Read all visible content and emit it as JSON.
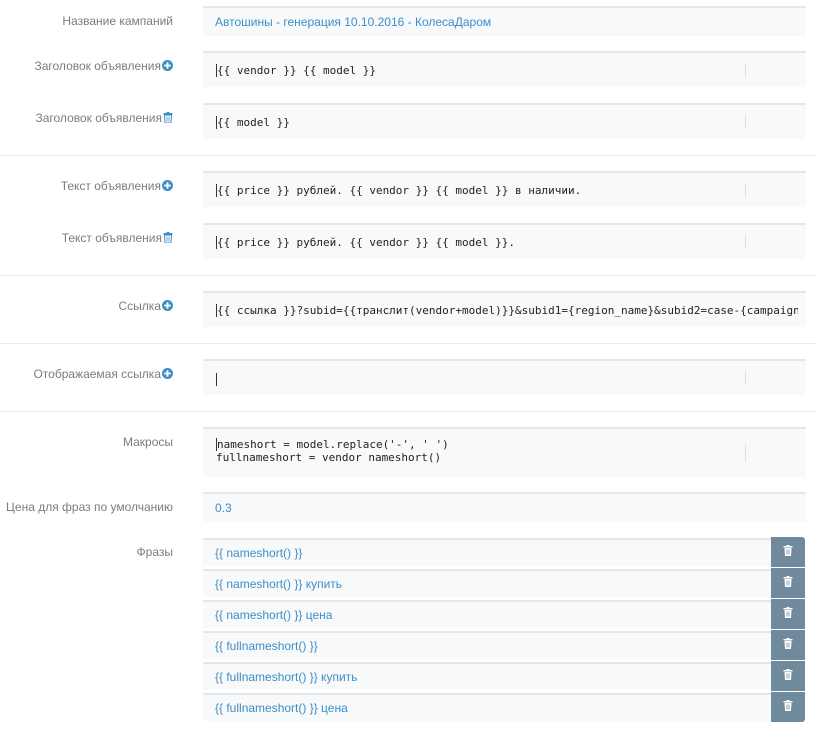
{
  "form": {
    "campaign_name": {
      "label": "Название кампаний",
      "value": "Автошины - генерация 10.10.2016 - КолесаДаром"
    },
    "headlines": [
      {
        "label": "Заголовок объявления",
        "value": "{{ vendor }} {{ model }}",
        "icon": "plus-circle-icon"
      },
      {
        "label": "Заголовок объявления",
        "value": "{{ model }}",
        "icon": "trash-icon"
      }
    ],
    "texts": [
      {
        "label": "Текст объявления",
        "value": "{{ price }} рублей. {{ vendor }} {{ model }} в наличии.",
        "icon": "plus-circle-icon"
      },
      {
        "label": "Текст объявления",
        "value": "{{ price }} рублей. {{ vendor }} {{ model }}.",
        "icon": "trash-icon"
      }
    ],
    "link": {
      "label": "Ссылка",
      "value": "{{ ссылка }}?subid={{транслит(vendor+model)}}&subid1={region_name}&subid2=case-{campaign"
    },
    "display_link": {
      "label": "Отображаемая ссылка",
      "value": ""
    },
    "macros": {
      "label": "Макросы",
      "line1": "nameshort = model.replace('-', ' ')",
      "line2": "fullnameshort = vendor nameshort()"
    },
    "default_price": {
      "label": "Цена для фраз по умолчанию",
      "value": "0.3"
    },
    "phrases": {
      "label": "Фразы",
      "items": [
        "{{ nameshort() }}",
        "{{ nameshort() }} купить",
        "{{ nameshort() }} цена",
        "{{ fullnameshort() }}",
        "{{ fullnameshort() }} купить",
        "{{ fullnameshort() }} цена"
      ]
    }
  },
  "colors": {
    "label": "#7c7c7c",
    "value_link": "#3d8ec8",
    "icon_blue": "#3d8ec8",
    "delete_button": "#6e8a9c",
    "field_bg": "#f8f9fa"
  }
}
==
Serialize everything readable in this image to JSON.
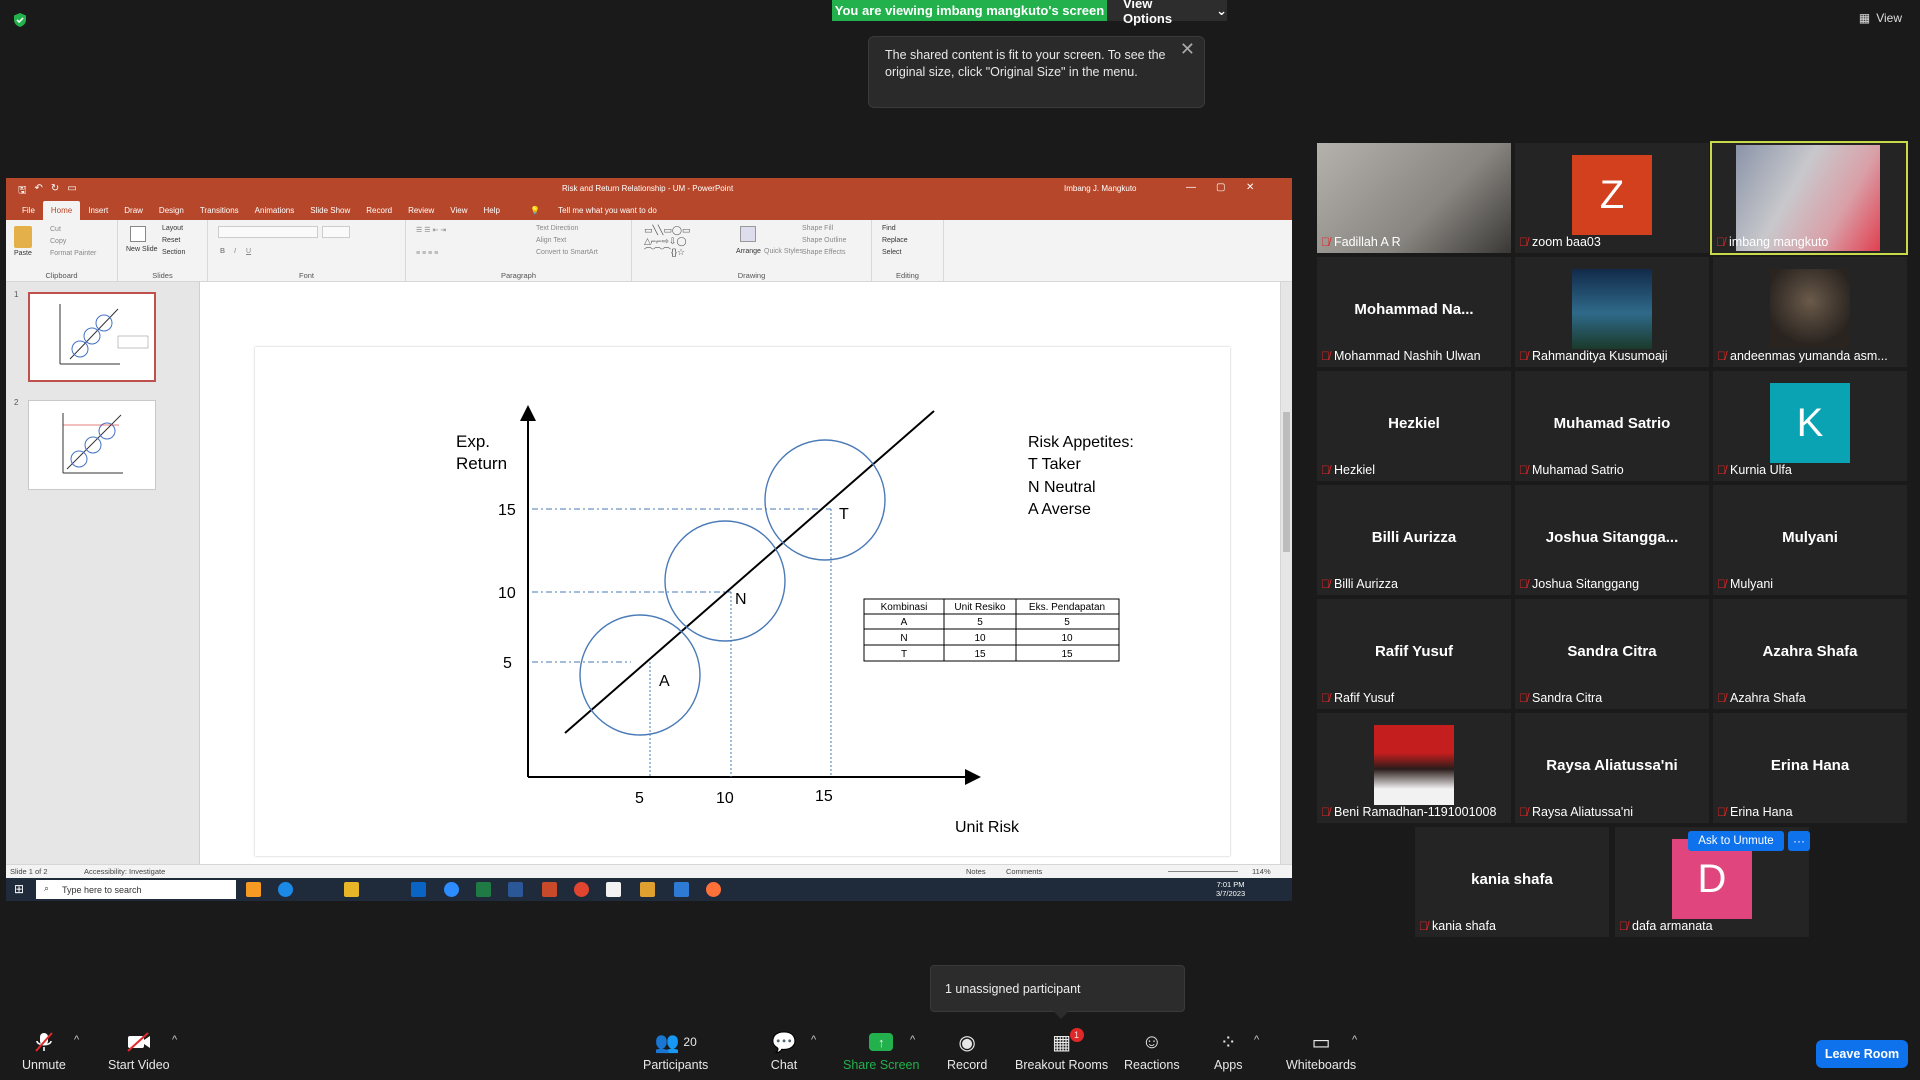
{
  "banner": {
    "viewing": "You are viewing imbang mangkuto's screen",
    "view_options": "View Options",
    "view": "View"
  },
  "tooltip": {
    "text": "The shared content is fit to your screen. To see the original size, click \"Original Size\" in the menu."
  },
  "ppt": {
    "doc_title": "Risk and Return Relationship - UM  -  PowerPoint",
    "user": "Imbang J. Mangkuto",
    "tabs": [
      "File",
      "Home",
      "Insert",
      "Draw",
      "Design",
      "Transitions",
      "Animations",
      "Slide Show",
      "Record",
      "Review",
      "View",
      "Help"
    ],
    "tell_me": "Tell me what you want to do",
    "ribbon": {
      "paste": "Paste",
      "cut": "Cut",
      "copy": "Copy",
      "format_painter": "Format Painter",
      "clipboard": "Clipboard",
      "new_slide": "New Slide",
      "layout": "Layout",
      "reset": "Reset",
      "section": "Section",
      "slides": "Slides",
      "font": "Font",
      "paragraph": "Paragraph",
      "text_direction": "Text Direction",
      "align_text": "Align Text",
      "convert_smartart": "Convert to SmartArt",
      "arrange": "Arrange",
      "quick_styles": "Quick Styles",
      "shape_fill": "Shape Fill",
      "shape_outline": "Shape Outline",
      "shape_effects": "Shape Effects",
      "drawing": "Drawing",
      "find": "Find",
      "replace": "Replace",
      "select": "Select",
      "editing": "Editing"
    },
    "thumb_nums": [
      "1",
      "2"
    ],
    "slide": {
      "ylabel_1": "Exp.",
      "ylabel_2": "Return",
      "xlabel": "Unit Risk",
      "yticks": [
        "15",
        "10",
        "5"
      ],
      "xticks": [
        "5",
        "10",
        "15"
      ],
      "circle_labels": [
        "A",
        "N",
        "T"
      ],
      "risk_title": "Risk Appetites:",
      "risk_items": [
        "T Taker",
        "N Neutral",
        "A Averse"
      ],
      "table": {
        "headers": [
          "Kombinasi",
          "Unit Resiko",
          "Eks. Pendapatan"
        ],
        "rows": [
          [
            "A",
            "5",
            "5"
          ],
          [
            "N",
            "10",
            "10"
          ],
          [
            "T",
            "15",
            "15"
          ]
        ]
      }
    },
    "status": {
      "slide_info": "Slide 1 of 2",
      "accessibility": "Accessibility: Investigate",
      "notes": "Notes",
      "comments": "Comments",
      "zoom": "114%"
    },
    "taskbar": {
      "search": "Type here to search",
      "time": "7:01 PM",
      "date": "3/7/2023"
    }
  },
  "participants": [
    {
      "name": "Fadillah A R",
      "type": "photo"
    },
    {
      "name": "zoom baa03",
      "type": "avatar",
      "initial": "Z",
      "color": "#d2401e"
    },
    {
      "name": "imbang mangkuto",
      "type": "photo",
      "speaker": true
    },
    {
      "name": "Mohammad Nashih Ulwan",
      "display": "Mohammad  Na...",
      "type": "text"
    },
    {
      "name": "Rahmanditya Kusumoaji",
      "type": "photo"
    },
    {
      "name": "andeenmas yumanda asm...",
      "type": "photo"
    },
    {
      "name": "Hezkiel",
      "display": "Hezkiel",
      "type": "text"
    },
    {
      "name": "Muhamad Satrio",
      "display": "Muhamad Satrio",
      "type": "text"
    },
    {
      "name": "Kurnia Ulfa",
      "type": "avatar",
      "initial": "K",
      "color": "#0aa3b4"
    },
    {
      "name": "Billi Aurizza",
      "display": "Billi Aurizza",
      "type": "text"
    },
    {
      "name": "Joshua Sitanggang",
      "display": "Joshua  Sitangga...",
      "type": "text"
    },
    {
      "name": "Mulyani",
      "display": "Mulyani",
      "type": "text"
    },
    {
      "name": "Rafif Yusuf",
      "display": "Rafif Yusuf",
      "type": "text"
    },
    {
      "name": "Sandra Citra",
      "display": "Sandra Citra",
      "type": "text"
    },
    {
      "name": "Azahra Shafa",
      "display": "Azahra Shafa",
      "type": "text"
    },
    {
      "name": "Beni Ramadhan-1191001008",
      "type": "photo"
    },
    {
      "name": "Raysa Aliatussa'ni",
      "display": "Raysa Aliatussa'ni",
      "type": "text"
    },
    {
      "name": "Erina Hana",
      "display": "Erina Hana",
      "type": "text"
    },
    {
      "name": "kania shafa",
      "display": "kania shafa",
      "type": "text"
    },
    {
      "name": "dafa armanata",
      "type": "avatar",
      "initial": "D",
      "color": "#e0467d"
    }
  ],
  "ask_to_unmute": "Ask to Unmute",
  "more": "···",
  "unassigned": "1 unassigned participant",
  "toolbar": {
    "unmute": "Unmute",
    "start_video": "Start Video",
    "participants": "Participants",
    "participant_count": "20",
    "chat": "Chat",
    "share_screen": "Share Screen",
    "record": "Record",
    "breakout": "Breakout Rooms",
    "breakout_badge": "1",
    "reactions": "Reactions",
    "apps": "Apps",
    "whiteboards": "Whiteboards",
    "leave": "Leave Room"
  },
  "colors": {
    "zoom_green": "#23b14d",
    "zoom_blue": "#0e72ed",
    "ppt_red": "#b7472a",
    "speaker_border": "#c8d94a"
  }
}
...
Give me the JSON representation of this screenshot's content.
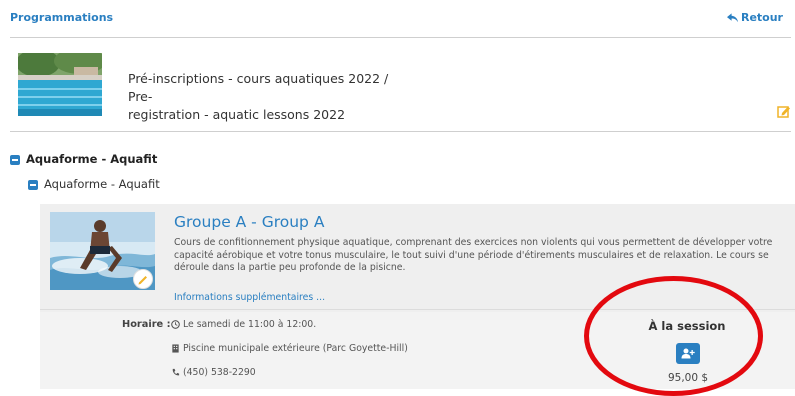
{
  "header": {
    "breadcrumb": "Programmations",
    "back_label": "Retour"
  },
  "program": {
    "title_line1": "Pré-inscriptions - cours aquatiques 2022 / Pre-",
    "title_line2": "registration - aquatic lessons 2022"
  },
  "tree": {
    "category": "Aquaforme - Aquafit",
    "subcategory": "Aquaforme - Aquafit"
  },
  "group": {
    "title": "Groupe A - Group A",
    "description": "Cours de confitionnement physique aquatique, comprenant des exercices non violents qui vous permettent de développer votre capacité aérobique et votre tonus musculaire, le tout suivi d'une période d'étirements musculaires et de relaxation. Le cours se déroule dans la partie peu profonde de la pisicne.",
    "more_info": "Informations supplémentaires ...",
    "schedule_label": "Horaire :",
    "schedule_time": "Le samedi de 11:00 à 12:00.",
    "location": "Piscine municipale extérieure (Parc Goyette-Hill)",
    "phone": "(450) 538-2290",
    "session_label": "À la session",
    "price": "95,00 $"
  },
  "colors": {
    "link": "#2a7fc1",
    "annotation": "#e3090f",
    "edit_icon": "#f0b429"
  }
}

TASK TO CARRY OUT: Pick out the lines that have the word "Mohammad". Copy them all.

REPLY TO THE TASK:
      "name": "Mohammad Nashih Ulwan",
      "display": "Mohammad  Na...",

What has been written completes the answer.